[start]

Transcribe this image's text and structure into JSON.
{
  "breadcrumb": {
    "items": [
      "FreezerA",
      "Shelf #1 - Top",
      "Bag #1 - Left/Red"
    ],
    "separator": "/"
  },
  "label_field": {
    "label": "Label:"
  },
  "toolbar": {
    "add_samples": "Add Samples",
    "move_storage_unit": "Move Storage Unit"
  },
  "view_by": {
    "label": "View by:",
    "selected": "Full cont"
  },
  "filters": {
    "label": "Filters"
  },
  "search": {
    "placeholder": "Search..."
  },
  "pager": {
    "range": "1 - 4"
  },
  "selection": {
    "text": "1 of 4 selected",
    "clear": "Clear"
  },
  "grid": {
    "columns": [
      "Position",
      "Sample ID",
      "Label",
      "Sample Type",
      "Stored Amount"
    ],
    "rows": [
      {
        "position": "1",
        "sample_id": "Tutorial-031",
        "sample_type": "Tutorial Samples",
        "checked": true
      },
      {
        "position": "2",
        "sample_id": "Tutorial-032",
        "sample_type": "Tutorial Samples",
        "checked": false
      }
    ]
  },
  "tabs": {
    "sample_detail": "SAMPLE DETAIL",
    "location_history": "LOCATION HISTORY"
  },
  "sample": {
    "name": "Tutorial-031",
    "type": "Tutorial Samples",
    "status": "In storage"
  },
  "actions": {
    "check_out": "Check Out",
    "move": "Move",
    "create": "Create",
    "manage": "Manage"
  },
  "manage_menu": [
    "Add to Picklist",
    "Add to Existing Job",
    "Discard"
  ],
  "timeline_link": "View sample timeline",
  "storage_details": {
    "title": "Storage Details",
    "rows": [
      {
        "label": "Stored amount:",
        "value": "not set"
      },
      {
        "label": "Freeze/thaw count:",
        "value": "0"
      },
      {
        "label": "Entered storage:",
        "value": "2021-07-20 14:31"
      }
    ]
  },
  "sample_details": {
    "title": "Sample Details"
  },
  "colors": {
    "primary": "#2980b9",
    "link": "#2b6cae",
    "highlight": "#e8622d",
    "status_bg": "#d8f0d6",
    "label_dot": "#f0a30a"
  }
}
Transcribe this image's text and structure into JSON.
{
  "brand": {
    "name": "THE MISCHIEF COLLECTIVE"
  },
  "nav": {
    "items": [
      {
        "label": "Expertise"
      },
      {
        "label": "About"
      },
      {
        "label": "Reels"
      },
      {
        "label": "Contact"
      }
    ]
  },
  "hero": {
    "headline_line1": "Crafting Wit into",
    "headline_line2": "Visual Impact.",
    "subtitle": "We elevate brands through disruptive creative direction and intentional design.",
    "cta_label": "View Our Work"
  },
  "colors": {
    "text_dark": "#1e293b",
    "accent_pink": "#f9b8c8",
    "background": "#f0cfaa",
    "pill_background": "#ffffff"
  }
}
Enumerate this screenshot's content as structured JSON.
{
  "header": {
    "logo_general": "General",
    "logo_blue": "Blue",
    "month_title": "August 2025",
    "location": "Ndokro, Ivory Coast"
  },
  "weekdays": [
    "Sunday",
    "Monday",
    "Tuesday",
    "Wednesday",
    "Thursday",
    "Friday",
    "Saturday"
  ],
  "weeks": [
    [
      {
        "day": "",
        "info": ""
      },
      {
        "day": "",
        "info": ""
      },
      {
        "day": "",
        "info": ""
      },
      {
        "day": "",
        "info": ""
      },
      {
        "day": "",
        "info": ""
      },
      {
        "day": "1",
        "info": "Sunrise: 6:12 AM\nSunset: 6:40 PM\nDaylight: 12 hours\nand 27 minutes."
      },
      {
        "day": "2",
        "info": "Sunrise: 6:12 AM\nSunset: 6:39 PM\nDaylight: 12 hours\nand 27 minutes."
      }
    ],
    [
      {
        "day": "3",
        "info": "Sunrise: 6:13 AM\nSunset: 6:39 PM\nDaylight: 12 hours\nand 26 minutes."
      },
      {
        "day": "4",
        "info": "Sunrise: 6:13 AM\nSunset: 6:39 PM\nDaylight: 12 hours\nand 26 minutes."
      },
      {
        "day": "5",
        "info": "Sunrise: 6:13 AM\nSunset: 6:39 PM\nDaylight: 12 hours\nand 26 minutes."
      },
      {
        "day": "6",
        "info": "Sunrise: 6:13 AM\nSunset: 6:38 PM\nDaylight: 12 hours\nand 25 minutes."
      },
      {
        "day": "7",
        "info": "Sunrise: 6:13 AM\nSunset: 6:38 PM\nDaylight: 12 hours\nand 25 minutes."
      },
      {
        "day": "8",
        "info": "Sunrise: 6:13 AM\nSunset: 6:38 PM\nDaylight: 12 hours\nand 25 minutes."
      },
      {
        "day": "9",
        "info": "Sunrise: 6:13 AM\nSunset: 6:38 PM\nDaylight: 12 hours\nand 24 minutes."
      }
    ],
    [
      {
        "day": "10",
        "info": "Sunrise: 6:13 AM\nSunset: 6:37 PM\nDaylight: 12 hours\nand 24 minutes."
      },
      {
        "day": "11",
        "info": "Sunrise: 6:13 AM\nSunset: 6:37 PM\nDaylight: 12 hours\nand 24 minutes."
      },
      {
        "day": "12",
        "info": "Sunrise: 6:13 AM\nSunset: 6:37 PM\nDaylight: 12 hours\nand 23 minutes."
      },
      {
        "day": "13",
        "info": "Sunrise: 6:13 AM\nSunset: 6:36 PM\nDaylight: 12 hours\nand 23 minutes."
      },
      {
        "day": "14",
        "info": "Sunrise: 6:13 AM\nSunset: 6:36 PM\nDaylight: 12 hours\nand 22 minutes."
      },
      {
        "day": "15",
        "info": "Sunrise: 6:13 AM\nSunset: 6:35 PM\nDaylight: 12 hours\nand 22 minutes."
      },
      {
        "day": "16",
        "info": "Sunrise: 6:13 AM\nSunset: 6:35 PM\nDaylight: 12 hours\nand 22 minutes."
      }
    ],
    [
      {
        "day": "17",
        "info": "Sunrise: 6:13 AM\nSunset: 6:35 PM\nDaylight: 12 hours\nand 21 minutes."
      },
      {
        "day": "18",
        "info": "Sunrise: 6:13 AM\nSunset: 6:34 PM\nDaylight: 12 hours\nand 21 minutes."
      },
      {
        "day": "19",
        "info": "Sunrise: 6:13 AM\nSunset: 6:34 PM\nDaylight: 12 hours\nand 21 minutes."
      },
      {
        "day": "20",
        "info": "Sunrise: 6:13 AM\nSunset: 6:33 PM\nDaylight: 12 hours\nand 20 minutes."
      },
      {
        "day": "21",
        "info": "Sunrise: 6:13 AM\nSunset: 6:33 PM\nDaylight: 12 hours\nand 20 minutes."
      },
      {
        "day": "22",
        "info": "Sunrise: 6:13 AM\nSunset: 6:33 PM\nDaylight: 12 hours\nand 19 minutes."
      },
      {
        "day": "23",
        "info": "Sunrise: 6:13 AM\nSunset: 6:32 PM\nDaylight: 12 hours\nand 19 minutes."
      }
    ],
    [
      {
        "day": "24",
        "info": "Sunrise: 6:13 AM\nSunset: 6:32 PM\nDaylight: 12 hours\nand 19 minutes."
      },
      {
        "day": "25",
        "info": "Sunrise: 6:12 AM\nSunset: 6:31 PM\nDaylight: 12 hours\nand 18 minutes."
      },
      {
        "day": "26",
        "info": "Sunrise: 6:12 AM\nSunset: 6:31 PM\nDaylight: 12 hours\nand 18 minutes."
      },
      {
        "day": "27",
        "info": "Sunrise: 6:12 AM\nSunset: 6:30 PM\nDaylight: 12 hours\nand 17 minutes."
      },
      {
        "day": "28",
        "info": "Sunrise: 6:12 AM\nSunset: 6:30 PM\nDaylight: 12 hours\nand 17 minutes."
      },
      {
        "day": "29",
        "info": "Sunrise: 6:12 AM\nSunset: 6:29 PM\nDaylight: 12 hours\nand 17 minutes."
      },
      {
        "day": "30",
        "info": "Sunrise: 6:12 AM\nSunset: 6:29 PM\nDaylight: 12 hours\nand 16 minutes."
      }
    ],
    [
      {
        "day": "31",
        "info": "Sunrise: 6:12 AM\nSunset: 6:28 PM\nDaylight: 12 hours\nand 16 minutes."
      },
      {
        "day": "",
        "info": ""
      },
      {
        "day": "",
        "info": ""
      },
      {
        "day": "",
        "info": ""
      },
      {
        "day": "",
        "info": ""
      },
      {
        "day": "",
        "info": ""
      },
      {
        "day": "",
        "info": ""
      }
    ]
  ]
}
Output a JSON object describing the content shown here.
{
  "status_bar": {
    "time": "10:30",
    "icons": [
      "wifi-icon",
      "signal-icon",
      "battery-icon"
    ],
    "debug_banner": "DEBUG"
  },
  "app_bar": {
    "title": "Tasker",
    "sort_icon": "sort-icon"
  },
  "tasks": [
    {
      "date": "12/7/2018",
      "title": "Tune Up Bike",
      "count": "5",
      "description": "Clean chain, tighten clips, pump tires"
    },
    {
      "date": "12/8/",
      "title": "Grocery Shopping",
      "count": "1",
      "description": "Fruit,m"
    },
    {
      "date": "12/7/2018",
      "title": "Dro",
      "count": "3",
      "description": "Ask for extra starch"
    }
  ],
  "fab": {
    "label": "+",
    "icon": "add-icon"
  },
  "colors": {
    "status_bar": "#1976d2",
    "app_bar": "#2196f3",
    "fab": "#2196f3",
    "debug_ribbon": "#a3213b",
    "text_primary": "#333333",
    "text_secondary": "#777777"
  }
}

[end]

Across the entries, how many lines hold the word "name"? Say only the number.

» Solution to this problem
2